═════ Supplied data ═════
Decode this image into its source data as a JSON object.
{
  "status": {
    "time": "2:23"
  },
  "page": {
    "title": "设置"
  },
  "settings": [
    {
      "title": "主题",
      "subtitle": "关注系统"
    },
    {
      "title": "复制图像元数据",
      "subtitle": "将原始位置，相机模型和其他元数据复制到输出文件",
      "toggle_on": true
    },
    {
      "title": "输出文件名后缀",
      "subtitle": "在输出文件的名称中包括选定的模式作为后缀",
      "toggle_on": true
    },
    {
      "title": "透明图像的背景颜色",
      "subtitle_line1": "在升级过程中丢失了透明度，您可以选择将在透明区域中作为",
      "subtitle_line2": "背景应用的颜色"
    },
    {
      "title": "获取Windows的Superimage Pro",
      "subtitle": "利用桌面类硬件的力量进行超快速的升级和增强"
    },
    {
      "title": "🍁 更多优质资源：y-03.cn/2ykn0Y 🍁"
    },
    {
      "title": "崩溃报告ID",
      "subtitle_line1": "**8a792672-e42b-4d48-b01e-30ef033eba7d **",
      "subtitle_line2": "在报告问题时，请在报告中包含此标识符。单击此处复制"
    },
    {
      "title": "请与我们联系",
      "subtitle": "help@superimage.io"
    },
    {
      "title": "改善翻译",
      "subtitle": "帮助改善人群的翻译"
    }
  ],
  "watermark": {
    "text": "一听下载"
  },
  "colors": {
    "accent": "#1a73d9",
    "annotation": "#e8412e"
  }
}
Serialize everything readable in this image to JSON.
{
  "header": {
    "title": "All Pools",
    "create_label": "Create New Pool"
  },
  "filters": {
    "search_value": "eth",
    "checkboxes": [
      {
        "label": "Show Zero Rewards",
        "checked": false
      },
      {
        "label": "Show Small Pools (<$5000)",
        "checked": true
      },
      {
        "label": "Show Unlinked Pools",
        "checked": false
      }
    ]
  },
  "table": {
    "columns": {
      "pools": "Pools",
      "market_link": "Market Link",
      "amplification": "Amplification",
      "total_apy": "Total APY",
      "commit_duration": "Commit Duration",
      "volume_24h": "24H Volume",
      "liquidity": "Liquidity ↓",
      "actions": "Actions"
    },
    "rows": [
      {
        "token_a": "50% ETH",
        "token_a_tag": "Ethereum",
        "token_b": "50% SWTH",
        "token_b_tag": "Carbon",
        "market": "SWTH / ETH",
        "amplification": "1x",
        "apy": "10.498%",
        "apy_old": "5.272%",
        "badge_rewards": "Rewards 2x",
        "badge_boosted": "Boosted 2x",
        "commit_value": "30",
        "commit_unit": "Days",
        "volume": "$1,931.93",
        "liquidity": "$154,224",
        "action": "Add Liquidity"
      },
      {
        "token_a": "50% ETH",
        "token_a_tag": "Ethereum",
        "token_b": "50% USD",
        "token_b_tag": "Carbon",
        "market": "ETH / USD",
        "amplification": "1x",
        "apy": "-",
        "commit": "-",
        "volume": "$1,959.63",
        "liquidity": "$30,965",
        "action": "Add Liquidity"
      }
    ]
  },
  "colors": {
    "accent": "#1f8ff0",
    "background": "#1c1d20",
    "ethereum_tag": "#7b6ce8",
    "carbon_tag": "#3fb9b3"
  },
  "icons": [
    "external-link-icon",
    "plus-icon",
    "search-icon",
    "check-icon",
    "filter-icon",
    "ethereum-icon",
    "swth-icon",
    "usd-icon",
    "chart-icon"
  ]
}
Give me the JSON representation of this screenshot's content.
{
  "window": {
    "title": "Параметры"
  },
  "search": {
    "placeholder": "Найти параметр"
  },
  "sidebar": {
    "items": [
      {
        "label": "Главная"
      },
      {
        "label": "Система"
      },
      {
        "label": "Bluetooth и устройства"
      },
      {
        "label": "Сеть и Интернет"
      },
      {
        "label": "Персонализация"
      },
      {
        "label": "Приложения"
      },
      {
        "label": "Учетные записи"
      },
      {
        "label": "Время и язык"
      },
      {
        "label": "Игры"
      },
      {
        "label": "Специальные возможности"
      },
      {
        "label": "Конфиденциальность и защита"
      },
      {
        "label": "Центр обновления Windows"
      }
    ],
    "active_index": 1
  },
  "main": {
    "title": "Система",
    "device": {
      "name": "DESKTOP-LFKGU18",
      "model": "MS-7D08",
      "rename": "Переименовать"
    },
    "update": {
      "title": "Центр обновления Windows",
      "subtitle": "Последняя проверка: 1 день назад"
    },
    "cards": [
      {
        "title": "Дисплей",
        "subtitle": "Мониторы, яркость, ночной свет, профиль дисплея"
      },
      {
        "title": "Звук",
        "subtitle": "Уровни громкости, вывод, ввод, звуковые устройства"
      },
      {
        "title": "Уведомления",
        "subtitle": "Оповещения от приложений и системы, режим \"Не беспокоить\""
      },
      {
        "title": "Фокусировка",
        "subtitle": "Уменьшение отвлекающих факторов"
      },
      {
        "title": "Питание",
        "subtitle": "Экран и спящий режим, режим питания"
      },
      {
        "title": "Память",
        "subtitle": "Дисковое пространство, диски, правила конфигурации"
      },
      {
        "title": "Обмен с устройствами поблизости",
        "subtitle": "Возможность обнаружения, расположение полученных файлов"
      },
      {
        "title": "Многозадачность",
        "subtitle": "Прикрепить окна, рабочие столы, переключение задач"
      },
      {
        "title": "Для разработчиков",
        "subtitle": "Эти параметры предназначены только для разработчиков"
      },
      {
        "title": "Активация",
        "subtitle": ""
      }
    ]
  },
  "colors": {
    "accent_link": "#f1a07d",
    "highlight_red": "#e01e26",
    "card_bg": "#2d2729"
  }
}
═════
- **What is asked**: Among the lines of the data above, count those holding "обновления" and state only the number.

- **Correct result**: 2